Recorded information –
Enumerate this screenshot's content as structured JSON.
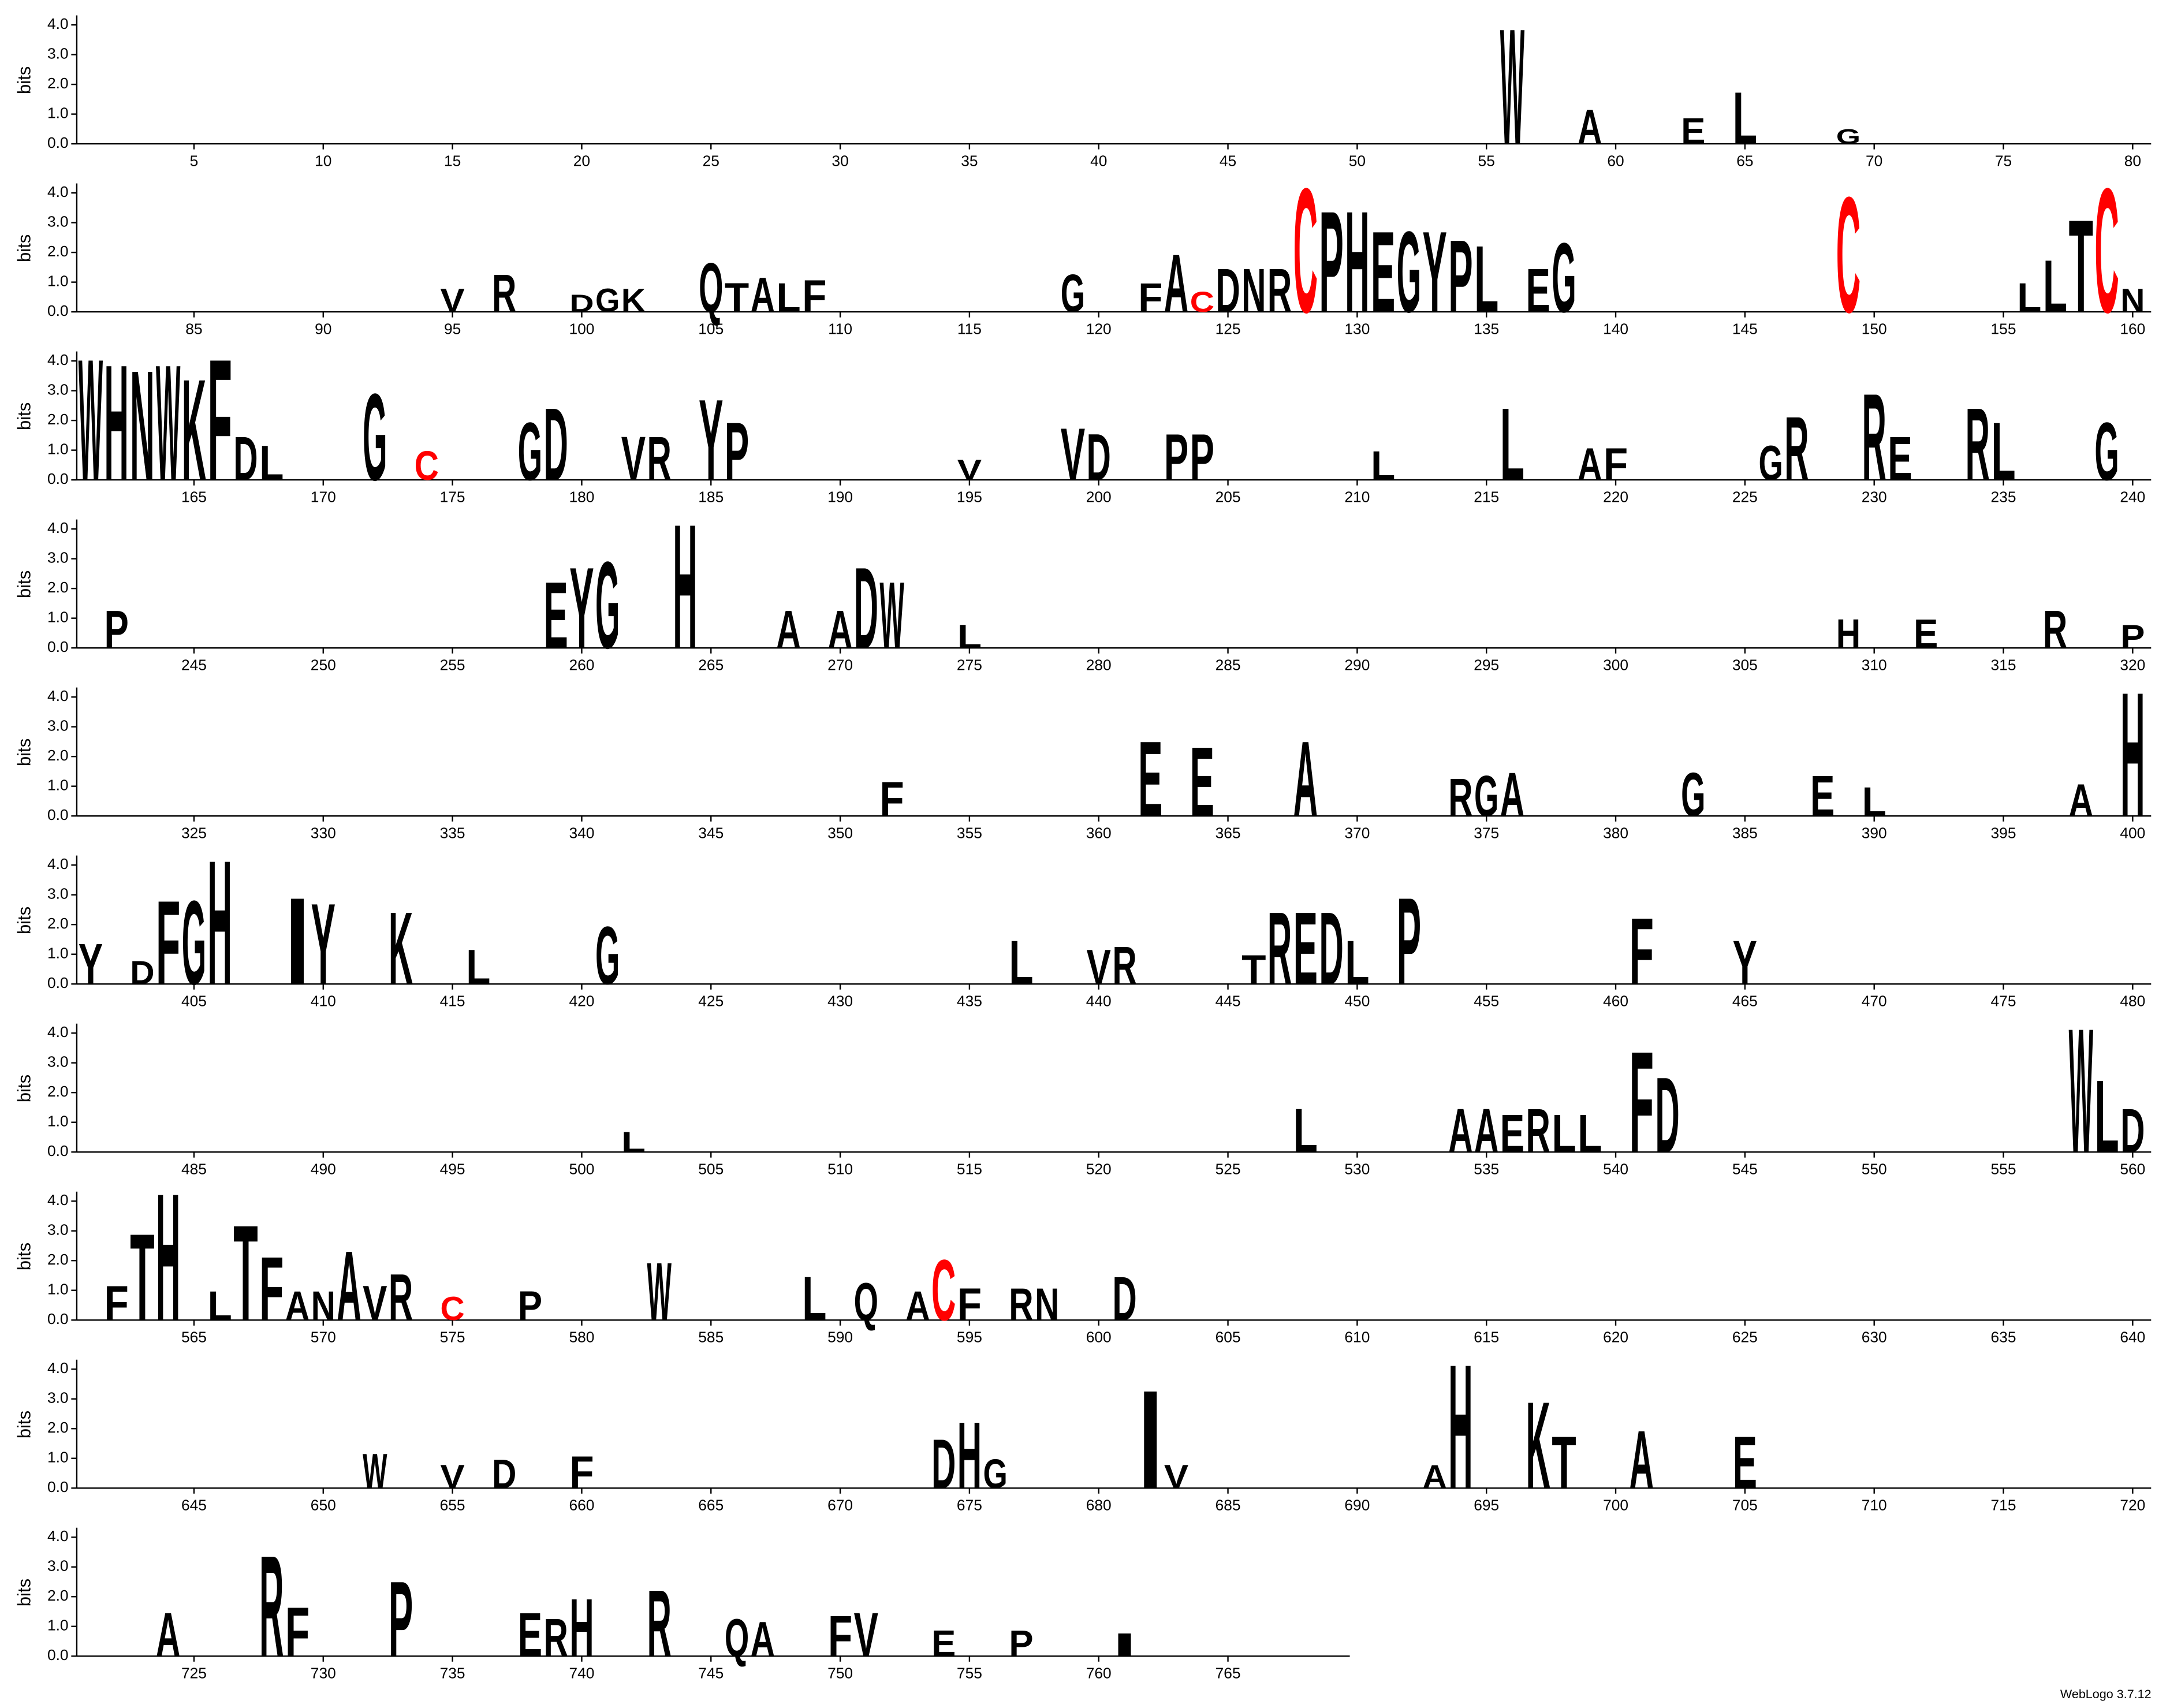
{
  "chart_data": {
    "type": "logo",
    "ylabel": "bits",
    "footer": "WebLogo 3.7.12",
    "xlim": [
      1,
      769
    ],
    "ylim": [
      0,
      4.32
    ],
    "yticks": [
      {
        "value": 0,
        "label": "0.0"
      },
      {
        "value": 1,
        "label": "1.0"
      },
      {
        "value": 2,
        "label": "2.0"
      },
      {
        "value": 3,
        "label": "3.0"
      },
      {
        "value": 4,
        "label": "4.0"
      }
    ],
    "xticks": [
      5,
      10,
      15,
      20,
      25,
      30,
      35,
      40,
      45,
      50,
      55,
      60,
      65,
      70,
      75,
      80,
      85,
      90,
      95,
      100,
      105,
      110,
      115,
      120,
      125,
      130,
      135,
      140,
      145,
      150,
      155,
      160,
      165,
      170,
      175,
      180,
      185,
      190,
      195,
      200,
      205,
      210,
      215,
      220,
      225,
      230,
      235,
      240,
      245,
      250,
      255,
      260,
      265,
      270,
      275,
      280,
      285,
      290,
      295,
      300,
      305,
      310,
      315,
      320,
      325,
      330,
      335,
      340,
      345,
      350,
      355,
      360,
      365,
      370,
      375,
      380,
      385,
      390,
      395,
      400,
      405,
      410,
      415,
      420,
      425,
      430,
      435,
      440,
      445,
      450,
      455,
      460,
      465,
      470,
      475,
      480,
      485,
      490,
      495,
      500,
      505,
      510,
      515,
      520,
      525,
      530,
      535,
      540,
      545,
      550,
      555,
      560,
      565,
      570,
      575,
      580,
      585,
      590,
      595,
      600,
      605,
      610,
      615,
      620,
      625,
      630,
      635,
      640,
      645,
      650,
      655,
      660,
      665,
      670,
      675,
      680,
      685,
      690,
      695,
      700,
      705,
      710,
      715,
      720,
      725,
      730,
      735,
      740,
      745,
      750,
      755,
      760,
      765
    ],
    "color": "#000000",
    "highlight_color": "#ff0000",
    "highlight_letter": "C",
    "letters": [
      {
        "position": 56,
        "letter": "W",
        "bits": 4.0
      },
      {
        "position": 59,
        "letter": "A",
        "bits": 1.2
      },
      {
        "position": 63,
        "letter": "E",
        "bits": 0.9
      },
      {
        "position": 65,
        "letter": "L",
        "bits": 1.8
      },
      {
        "position": 69,
        "letter": "G",
        "bits": 0.5
      },
      {
        "position": 95,
        "letter": "V",
        "bits": 0.8
      },
      {
        "position": 97,
        "letter": "R",
        "bits": 1.3
      },
      {
        "position": 100,
        "letter": "D",
        "bits": 0.6
      },
      {
        "position": 101,
        "letter": "G",
        "bits": 0.8
      },
      {
        "position": 102,
        "letter": "K",
        "bits": 0.8
      },
      {
        "position": 105,
        "letter": "Q",
        "bits": 1.7
      },
      {
        "position": 106,
        "letter": "T",
        "bits": 1.0
      },
      {
        "position": 107,
        "letter": "A",
        "bits": 1.2
      },
      {
        "position": 108,
        "letter": "L",
        "bits": 1.0
      },
      {
        "position": 109,
        "letter": "F",
        "bits": 1.1
      },
      {
        "position": 119,
        "letter": "G",
        "bits": 1.3
      },
      {
        "position": 122,
        "letter": "F",
        "bits": 1.0
      },
      {
        "position": 123,
        "letter": "A",
        "bits": 2.0
      },
      {
        "position": 124,
        "letter": "C",
        "bits": 0.7
      },
      {
        "position": 125,
        "letter": "D",
        "bits": 1.5
      },
      {
        "position": 126,
        "letter": "N",
        "bits": 1.5
      },
      {
        "position": 127,
        "letter": "R",
        "bits": 1.5
      },
      {
        "position": 128,
        "letter": "C",
        "bits": 4.3
      },
      {
        "position": 129,
        "letter": "P",
        "bits": 3.5
      },
      {
        "position": 130,
        "letter": "H",
        "bits": 3.5
      },
      {
        "position": 131,
        "letter": "E",
        "bits": 2.8
      },
      {
        "position": 132,
        "letter": "G",
        "bits": 2.8
      },
      {
        "position": 133,
        "letter": "Y",
        "bits": 2.8
      },
      {
        "position": 134,
        "letter": "P",
        "bits": 2.5
      },
      {
        "position": 135,
        "letter": "L",
        "bits": 2.3
      },
      {
        "position": 137,
        "letter": "E",
        "bits": 1.5
      },
      {
        "position": 138,
        "letter": "G",
        "bits": 2.4
      },
      {
        "position": 149,
        "letter": "C",
        "bits": 4.0
      },
      {
        "position": 156,
        "letter": "L",
        "bits": 1.0
      },
      {
        "position": 157,
        "letter": "L",
        "bits": 1.8
      },
      {
        "position": 158,
        "letter": "T",
        "bits": 3.2
      },
      {
        "position": 159,
        "letter": "C",
        "bits": 4.3
      },
      {
        "position": 160,
        "letter": "N",
        "bits": 0.8
      },
      {
        "position": 161,
        "letter": "W",
        "bits": 4.2
      },
      {
        "position": 162,
        "letter": "H",
        "bits": 4.0
      },
      {
        "position": 163,
        "letter": "N",
        "bits": 3.8
      },
      {
        "position": 164,
        "letter": "W",
        "bits": 4.0
      },
      {
        "position": 165,
        "letter": "K",
        "bits": 3.5
      },
      {
        "position": 166,
        "letter": "F",
        "bits": 4.2
      },
      {
        "position": 167,
        "letter": "D",
        "bits": 1.5
      },
      {
        "position": 168,
        "letter": "L",
        "bits": 1.2
      },
      {
        "position": 172,
        "letter": "G",
        "bits": 3.0
      },
      {
        "position": 174,
        "letter": "C",
        "bits": 1.0
      },
      {
        "position": 178,
        "letter": "G",
        "bits": 2.0
      },
      {
        "position": 179,
        "letter": "D",
        "bits": 2.5
      },
      {
        "position": 182,
        "letter": "V",
        "bits": 1.5
      },
      {
        "position": 183,
        "letter": "R",
        "bits": 1.5
      },
      {
        "position": 185,
        "letter": "Y",
        "bits": 2.8
      },
      {
        "position": 186,
        "letter": "P",
        "bits": 2.0
      },
      {
        "position": 195,
        "letter": "V",
        "bits": 0.7
      },
      {
        "position": 199,
        "letter": "V",
        "bits": 1.8
      },
      {
        "position": 200,
        "letter": "D",
        "bits": 1.6
      },
      {
        "position": 203,
        "letter": "P",
        "bits": 1.6
      },
      {
        "position": 204,
        "letter": "P",
        "bits": 1.6
      },
      {
        "position": 211,
        "letter": "L",
        "bits": 1.0
      },
      {
        "position": 216,
        "letter": "L",
        "bits": 2.5
      },
      {
        "position": 219,
        "letter": "A",
        "bits": 1.1
      },
      {
        "position": 220,
        "letter": "F",
        "bits": 1.1
      },
      {
        "position": 226,
        "letter": "G",
        "bits": 1.2
      },
      {
        "position": 227,
        "letter": "R",
        "bits": 2.2
      },
      {
        "position": 230,
        "letter": "R",
        "bits": 3.0
      },
      {
        "position": 231,
        "letter": "E",
        "bits": 1.5
      },
      {
        "position": 234,
        "letter": "R",
        "bits": 2.5
      },
      {
        "position": 235,
        "letter": "L",
        "bits": 2.0
      },
      {
        "position": 239,
        "letter": "G",
        "bits": 2.0
      },
      {
        "position": 242,
        "letter": "P",
        "bits": 1.3
      },
      {
        "position": 259,
        "letter": "E",
        "bits": 2.3
      },
      {
        "position": 260,
        "letter": "Y",
        "bits": 2.8
      },
      {
        "position": 261,
        "letter": "G",
        "bits": 3.0
      },
      {
        "position": 264,
        "letter": "H",
        "bits": 4.3
      },
      {
        "position": 268,
        "letter": "A",
        "bits": 1.3
      },
      {
        "position": 270,
        "letter": "A",
        "bits": 1.3
      },
      {
        "position": 271,
        "letter": "D",
        "bits": 2.8
      },
      {
        "position": 272,
        "letter": "W",
        "bits": 2.3
      },
      {
        "position": 275,
        "letter": "L",
        "bits": 0.8
      },
      {
        "position": 309,
        "letter": "H",
        "bits": 1.0
      },
      {
        "position": 312,
        "letter": "E",
        "bits": 1.0
      },
      {
        "position": 317,
        "letter": "R",
        "bits": 1.3
      },
      {
        "position": 320,
        "letter": "P",
        "bits": 0.8
      },
      {
        "position": 352,
        "letter": "F",
        "bits": 1.2
      },
      {
        "position": 362,
        "letter": "E",
        "bits": 2.6
      },
      {
        "position": 364,
        "letter": "E",
        "bits": 2.4
      },
      {
        "position": 368,
        "letter": "A",
        "bits": 2.6
      },
      {
        "position": 374,
        "letter": "R",
        "bits": 1.3
      },
      {
        "position": 375,
        "letter": "G",
        "bits": 1.4
      },
      {
        "position": 376,
        "letter": "A",
        "bits": 1.5
      },
      {
        "position": 383,
        "letter": "G",
        "bits": 1.5
      },
      {
        "position": 388,
        "letter": "E",
        "bits": 1.4
      },
      {
        "position": 390,
        "letter": "L",
        "bits": 1.0
      },
      {
        "position": 398,
        "letter": "A",
        "bits": 1.1
      },
      {
        "position": 400,
        "letter": "H",
        "bits": 4.3
      },
      {
        "position": 401,
        "letter": "Y",
        "bits": 1.4
      },
      {
        "position": 403,
        "letter": "D",
        "bits": 0.8
      },
      {
        "position": 404,
        "letter": "F",
        "bits": 2.9
      },
      {
        "position": 405,
        "letter": "G",
        "bits": 2.9
      },
      {
        "position": 406,
        "letter": "H",
        "bits": 4.3
      },
      {
        "position": 409,
        "letter": "I",
        "bits": 3.0
      },
      {
        "position": 410,
        "letter": "Y",
        "bits": 2.8
      },
      {
        "position": 413,
        "letter": "K",
        "bits": 2.5
      },
      {
        "position": 416,
        "letter": "L",
        "bits": 1.2
      },
      {
        "position": 421,
        "letter": "G",
        "bits": 2.0
      },
      {
        "position": 437,
        "letter": "L",
        "bits": 1.5
      },
      {
        "position": 440,
        "letter": "V",
        "bits": 1.2
      },
      {
        "position": 441,
        "letter": "R",
        "bits": 1.3
      },
      {
        "position": 446,
        "letter": "T",
        "bits": 1.0
      },
      {
        "position": 447,
        "letter": "R",
        "bits": 2.5
      },
      {
        "position": 448,
        "letter": "E",
        "bits": 2.5
      },
      {
        "position": 449,
        "letter": "D",
        "bits": 2.5
      },
      {
        "position": 450,
        "letter": "L",
        "bits": 1.5
      },
      {
        "position": 452,
        "letter": "P",
        "bits": 3.0
      },
      {
        "position": 461,
        "letter": "F",
        "bits": 2.3
      },
      {
        "position": 465,
        "letter": "Y",
        "bits": 1.5
      },
      {
        "position": 502,
        "letter": "L",
        "bits": 0.7
      },
      {
        "position": 528,
        "letter": "L",
        "bits": 1.5
      },
      {
        "position": 534,
        "letter": "A",
        "bits": 1.5
      },
      {
        "position": 535,
        "letter": "A",
        "bits": 1.5
      },
      {
        "position": 536,
        "letter": "E",
        "bits": 1.3
      },
      {
        "position": 537,
        "letter": "R",
        "bits": 1.5
      },
      {
        "position": 538,
        "letter": "L",
        "bits": 1.3
      },
      {
        "position": 539,
        "letter": "L",
        "bits": 1.3
      },
      {
        "position": 541,
        "letter": "F",
        "bits": 3.5
      },
      {
        "position": 542,
        "letter": "D",
        "bits": 2.6
      },
      {
        "position": 558,
        "letter": "W",
        "bits": 4.3
      },
      {
        "position": 559,
        "letter": "L",
        "bits": 2.5
      },
      {
        "position": 560,
        "letter": "D",
        "bits": 1.5
      },
      {
        "position": 562,
        "letter": "F",
        "bits": 1.2
      },
      {
        "position": 563,
        "letter": "T",
        "bits": 3.0
      },
      {
        "position": 564,
        "letter": "H",
        "bits": 4.4
      },
      {
        "position": 566,
        "letter": "L",
        "bits": 1.0
      },
      {
        "position": 567,
        "letter": "T",
        "bits": 3.3
      },
      {
        "position": 568,
        "letter": "F",
        "bits": 2.2
      },
      {
        "position": 569,
        "letter": "A",
        "bits": 1.0
      },
      {
        "position": 570,
        "letter": "N",
        "bits": 1.0
      },
      {
        "position": 571,
        "letter": "A",
        "bits": 2.4
      },
      {
        "position": 572,
        "letter": "V",
        "bits": 1.2
      },
      {
        "position": 573,
        "letter": "R",
        "bits": 1.6
      },
      {
        "position": 575,
        "letter": "C",
        "bits": 0.8
      },
      {
        "position": 578,
        "letter": "P",
        "bits": 1.0
      },
      {
        "position": 583,
        "letter": "W",
        "bits": 2.0
      },
      {
        "position": 589,
        "letter": "L",
        "bits": 1.5
      },
      {
        "position": 591,
        "letter": "Q",
        "bits": 1.3
      },
      {
        "position": 593,
        "letter": "A",
        "bits": 1.0
      },
      {
        "position": 594,
        "letter": "C",
        "bits": 2.1
      },
      {
        "position": 595,
        "letter": "F",
        "bits": 1.1
      },
      {
        "position": 597,
        "letter": "R",
        "bits": 1.1
      },
      {
        "position": 598,
        "letter": "N",
        "bits": 1.1
      },
      {
        "position": 601,
        "letter": "D",
        "bits": 1.5
      },
      {
        "position": 652,
        "letter": "W",
        "bits": 1.2
      },
      {
        "position": 655,
        "letter": "V",
        "bits": 0.8
      },
      {
        "position": 657,
        "letter": "D",
        "bits": 1.0
      },
      {
        "position": 660,
        "letter": "F",
        "bits": 1.1
      },
      {
        "position": 674,
        "letter": "D",
        "bits": 1.7
      },
      {
        "position": 675,
        "letter": "H",
        "bits": 2.3
      },
      {
        "position": 676,
        "letter": "G",
        "bits": 1.0
      },
      {
        "position": 682,
        "letter": "I",
        "bits": 3.4
      },
      {
        "position": 683,
        "letter": "V",
        "bits": 0.8
      },
      {
        "position": 693,
        "letter": "A",
        "bits": 0.8
      },
      {
        "position": 694,
        "letter": "H",
        "bits": 4.3
      },
      {
        "position": 697,
        "letter": "K",
        "bits": 3.0
      },
      {
        "position": 698,
        "letter": "T",
        "bits": 1.8
      },
      {
        "position": 701,
        "letter": "A",
        "bits": 2.0
      },
      {
        "position": 705,
        "letter": "E",
        "bits": 1.8
      },
      {
        "position": 724,
        "letter": "A",
        "bits": 1.5
      },
      {
        "position": 728,
        "letter": "R",
        "bits": 3.5
      },
      {
        "position": 729,
        "letter": "F",
        "bits": 1.7
      },
      {
        "position": 733,
        "letter": "P",
        "bits": 2.6
      },
      {
        "position": 738,
        "letter": "E",
        "bits": 1.5
      },
      {
        "position": 739,
        "letter": "R",
        "bits": 1.3
      },
      {
        "position": 740,
        "letter": "H",
        "bits": 2.0
      },
      {
        "position": 743,
        "letter": "R",
        "bits": 2.3
      },
      {
        "position": 746,
        "letter": "Q",
        "bits": 1.3
      },
      {
        "position": 747,
        "letter": "A",
        "bits": 1.2
      },
      {
        "position": 750,
        "letter": "F",
        "bits": 1.4
      },
      {
        "position": 751,
        "letter": "V",
        "bits": 1.5
      },
      {
        "position": 754,
        "letter": "E",
        "bits": 0.9
      },
      {
        "position": 757,
        "letter": "P",
        "bits": 0.9
      },
      {
        "position": 761,
        "letter": "I",
        "bits": 0.8
      }
    ]
  }
}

Challenge – Answer only with how many lines in the records include "value".

Complete response – 5